╭─ Entries supplied

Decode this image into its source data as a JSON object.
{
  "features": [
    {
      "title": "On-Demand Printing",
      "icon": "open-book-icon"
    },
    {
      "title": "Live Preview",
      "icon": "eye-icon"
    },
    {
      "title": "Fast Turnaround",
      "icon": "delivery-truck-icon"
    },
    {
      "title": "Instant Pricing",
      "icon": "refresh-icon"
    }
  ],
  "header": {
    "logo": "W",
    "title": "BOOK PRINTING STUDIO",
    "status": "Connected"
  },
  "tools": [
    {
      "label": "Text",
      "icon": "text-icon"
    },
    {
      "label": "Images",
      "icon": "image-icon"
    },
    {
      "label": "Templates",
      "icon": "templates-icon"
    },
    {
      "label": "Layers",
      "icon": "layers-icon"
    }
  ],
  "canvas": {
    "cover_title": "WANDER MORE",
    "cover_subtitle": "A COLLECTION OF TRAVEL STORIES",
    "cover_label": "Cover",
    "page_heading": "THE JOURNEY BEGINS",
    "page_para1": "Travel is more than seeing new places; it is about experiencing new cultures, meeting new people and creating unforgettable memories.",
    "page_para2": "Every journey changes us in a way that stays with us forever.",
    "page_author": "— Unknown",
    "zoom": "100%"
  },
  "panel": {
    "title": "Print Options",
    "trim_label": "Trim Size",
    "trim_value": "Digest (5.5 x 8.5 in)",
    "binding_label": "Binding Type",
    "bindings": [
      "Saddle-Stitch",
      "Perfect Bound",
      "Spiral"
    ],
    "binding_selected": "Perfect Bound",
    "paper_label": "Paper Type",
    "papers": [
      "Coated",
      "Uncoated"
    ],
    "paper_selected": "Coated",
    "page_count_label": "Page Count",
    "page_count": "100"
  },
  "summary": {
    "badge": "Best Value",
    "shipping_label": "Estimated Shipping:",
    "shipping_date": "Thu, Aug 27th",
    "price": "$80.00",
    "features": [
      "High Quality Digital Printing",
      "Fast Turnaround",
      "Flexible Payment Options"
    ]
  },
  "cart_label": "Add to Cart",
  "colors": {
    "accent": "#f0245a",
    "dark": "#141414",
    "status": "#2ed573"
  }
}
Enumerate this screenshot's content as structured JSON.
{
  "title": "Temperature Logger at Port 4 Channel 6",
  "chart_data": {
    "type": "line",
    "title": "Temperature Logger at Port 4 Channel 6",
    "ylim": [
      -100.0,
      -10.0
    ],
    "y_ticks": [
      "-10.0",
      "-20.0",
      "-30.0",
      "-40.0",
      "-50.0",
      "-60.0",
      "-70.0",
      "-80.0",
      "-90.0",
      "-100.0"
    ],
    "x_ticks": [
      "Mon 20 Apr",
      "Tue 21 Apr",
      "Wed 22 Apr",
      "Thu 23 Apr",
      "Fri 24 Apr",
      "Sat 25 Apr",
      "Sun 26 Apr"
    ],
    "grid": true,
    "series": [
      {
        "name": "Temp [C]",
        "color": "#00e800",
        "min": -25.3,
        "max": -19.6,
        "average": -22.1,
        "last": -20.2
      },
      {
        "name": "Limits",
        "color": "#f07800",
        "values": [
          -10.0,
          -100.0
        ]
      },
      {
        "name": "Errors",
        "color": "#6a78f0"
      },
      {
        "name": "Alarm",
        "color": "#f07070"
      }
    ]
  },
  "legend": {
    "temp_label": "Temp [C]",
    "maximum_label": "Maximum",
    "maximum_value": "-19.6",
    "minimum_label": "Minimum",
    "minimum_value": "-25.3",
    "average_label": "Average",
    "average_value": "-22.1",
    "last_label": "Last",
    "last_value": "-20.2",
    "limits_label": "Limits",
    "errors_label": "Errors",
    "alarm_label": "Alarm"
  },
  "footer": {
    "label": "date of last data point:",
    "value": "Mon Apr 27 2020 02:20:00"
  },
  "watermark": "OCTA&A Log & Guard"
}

╰─

▸ Task prompt
Retype the material in full, character for character.

▸ Answer to the exercise
Decode this image into its source data as a JSON object.
{
  "features": [
    {
      "title": "On-Demand Printing",
      "icon": "open-book-icon"
    },
    {
      "title": "Live Preview",
      "icon": "eye-icon"
    },
    {
      "title": "Fast Turnaround",
      "icon": "delivery-truck-icon"
    },
    {
      "title": "Instant Pricing",
      "icon": "refresh-icon"
    }
  ],
  "header": {
    "logo": "W",
    "title": "BOOK PRINTING STUDIO",
    "status": "Connected"
  },
  "tools": [
    {
      "label": "Text",
      "icon": "text-icon"
    },
    {
      "label": "Images",
      "icon": "image-icon"
    },
    {
      "label": "Templates",
      "icon": "templates-icon"
    },
    {
      "label": "Layers",
      "icon": "layers-icon"
    }
  ],
  "canvas": {
    "cover_title": "WANDER MORE",
    "cover_subtitle": "A COLLECTION OF TRAVEL STORIES",
    "cover_label": "Cover",
    "page_heading": "THE JOURNEY BEGINS",
    "page_para1": "Travel is more than seeing new places; it is about experiencing new cultures, meeting new people and creating unforgettable memories.",
    "page_para2": "Every journey changes us in a way that stays with us forever.",
    "page_author": "— Unknown",
    "zoom": "100%"
  },
  "panel": {
    "title": "Print Options",
    "trim_label": "Trim Size",
    "trim_value": "Digest (5.5 x 8.5 in)",
    "binding_label": "Binding Type",
    "bindings": [
      "Saddle-Stitch",
      "Perfect Bound",
      "Spiral"
    ],
    "binding_selected": "Perfect Bound",
    "paper_label": "Paper Type",
    "papers": [
      "Coated",
      "Uncoated"
    ],
    "paper_selected": "Coated",
    "page_count_label": "Page Count",
    "page_count": "100"
  },
  "summary": {
    "badge": "Best Value",
    "shipping_label": "Estimated Shipping:",
    "shipping_date": "Thu, Aug 27th",
    "price": "$80.00",
    "features": [
      "High Quality Digital Printing",
      "Fast Turnaround",
      "Flexible Payment Options"
    ]
  },
  "cart_label": "Add to Cart",
  "colors": {
    "accent": "#f0245a",
    "dark": "#141414",
    "status": "#2ed573"
  }
}
Enumerate this screenshot's content as structured JSON.
{
  "title": "Temperature Logger at Port 4 Channel 6",
  "chart_data": {
    "type": "line",
    "title": "Temperature Logger at Port 4 Channel 6",
    "ylim": [
      -100.0,
      -10.0
    ],
    "y_ticks": [
      "-10.0",
      "-20.0",
      "-30.0",
      "-40.0",
      "-50.0",
      "-60.0",
      "-70.0",
      "-80.0",
      "-90.0",
      "-100.0"
    ],
    "x_ticks": [
      "Mon 20 Apr",
      "Tue 21 Apr",
      "Wed 22 Apr",
      "Thu 23 Apr",
      "Fri 24 Apr",
      "Sat 25 Apr",
      "Sun 26 Apr"
    ],
    "grid": true,
    "series": [
      {
        "name": "Temp [C]",
        "color": "#00e800",
        "min": -25.3,
        "max": -19.6,
        "average": -22.1,
        "last": -20.2
      },
      {
        "name": "Limits",
        "color": "#f07800",
        "values": [
          -10.0,
          -100.0
        ]
      },
      {
        "name": "Errors",
        "color": "#6a78f0"
      },
      {
        "name": "Alarm",
        "color": "#f07070"
      }
    ]
  },
  "legend": {
    "temp_label": "Temp [C]",
    "maximum_label": "Maximum",
    "maximum_value": "-19.6",
    "minimum_label": "Minimum",
    "minimum_value": "-25.3",
    "average_label": "Average",
    "average_value": "-22.1",
    "last_label": "Last",
    "last_value": "-20.2",
    "limits_label": "Limits",
    "errors_label": "Errors",
    "alarm_label": "Alarm"
  },
  "footer": {
    "label": "date of last data point:",
    "value": "Mon Apr 27 2020 02:20:00"
  },
  "watermark": "OCTA&A Log & Guard"
}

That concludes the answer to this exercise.